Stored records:
==*==

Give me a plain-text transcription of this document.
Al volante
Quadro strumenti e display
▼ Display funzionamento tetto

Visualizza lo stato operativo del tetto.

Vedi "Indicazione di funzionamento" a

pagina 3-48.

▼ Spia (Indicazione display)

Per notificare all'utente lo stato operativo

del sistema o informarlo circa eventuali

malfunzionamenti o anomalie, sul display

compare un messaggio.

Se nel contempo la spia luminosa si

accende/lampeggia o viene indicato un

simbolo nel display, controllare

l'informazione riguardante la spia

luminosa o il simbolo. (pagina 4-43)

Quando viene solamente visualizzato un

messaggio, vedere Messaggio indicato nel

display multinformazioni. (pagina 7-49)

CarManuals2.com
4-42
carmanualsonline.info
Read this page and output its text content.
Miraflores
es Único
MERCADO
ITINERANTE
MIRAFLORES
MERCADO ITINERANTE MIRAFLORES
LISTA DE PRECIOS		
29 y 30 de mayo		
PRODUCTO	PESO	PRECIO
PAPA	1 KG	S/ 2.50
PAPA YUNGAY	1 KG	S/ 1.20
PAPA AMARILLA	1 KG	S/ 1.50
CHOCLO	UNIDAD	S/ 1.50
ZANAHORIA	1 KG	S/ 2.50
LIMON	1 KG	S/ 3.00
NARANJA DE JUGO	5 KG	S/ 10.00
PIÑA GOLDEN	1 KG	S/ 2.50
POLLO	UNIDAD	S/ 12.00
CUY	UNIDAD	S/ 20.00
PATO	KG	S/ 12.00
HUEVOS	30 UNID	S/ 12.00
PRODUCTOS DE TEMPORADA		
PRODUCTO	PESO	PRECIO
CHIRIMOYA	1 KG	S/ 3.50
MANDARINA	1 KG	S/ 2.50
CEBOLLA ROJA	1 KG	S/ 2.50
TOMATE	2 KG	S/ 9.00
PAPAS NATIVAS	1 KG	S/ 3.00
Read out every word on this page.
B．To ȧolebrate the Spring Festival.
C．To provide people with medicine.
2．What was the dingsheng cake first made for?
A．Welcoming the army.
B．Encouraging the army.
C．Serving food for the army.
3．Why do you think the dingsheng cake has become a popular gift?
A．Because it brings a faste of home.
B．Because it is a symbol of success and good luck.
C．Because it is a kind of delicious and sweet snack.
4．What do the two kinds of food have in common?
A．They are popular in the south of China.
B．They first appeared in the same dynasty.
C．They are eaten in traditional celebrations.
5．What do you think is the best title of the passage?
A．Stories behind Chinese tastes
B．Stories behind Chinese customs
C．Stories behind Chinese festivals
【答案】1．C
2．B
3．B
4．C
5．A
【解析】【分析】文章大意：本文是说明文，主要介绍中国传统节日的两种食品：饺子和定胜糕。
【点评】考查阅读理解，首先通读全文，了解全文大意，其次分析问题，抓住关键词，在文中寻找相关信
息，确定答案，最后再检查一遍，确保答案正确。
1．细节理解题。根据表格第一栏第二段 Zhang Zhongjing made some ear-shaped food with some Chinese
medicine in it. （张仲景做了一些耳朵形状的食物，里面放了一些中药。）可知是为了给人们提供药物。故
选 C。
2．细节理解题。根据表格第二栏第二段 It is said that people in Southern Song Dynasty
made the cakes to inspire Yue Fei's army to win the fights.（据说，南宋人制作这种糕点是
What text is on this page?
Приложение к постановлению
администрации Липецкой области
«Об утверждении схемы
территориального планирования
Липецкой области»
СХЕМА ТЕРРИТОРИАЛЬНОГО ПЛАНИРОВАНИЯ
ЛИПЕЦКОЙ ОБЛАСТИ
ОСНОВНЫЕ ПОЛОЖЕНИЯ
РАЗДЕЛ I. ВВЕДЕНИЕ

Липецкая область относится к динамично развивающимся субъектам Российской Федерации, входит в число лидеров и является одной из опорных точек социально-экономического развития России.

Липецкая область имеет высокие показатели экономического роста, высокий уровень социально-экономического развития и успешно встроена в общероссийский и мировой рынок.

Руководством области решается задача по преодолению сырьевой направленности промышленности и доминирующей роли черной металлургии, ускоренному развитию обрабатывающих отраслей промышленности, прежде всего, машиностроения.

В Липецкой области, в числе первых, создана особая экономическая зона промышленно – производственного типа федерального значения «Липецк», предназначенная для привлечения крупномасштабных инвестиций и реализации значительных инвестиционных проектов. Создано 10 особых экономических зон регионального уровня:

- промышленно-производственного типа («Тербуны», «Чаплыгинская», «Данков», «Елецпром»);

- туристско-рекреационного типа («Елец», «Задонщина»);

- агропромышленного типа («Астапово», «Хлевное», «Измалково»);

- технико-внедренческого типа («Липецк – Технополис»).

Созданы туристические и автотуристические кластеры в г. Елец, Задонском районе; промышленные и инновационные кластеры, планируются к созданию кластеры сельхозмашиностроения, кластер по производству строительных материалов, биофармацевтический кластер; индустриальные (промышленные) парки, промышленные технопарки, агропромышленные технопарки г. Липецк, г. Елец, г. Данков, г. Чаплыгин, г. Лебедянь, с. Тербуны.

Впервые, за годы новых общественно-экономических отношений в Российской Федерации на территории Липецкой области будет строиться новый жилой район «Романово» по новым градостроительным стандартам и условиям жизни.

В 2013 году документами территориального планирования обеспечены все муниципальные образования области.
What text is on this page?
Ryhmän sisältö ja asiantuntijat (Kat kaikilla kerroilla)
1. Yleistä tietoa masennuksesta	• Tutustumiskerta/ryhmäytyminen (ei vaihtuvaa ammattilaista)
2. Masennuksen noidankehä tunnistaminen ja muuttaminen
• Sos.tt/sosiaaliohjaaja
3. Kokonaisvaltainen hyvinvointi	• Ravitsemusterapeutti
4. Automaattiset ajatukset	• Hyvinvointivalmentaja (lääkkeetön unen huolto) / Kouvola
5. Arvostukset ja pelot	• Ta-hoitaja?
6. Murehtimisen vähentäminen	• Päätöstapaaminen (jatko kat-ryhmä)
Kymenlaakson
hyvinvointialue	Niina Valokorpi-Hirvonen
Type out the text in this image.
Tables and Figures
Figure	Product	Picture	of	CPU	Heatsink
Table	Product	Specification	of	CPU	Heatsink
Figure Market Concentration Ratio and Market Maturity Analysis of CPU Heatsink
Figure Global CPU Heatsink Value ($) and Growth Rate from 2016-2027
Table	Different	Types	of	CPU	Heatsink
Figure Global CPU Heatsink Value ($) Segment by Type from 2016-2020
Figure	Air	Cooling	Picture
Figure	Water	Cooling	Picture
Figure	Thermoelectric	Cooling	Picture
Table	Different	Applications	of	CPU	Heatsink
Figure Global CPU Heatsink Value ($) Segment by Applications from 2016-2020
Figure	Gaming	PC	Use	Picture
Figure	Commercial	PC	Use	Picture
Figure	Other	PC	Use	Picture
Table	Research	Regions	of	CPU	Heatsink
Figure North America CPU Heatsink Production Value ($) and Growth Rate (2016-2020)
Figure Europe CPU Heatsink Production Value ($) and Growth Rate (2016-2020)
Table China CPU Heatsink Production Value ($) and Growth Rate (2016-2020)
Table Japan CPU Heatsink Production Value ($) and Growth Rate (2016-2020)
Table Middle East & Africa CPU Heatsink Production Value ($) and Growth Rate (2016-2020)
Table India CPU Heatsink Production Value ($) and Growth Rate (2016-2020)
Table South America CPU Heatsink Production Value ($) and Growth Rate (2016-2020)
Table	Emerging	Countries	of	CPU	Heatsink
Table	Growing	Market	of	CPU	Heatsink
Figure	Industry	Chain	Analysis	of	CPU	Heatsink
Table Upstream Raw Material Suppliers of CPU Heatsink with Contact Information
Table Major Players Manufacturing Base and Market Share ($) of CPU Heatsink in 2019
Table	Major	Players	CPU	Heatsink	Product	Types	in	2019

==*==

● **Problem details**: Each line that holds the word "экономических" should be extracted from the records.

● **Problem solution**:
В Липецкой области, в числе первых, создана особая экономическая зона промышленно – производственного типа федерального значения «Липецк», предназначенная для привлечения крупномасштабных инвестиций и реализации значительных инвестиционных проектов. Создано 10 особых экономических зон регионального уровня:
Впервые, за годы новых общественно-экономических отношений в Российской Федерации на территории Липецкой области будет строиться новый жилой район «Романово» по новым градостроительным стандартам и условиям жизни.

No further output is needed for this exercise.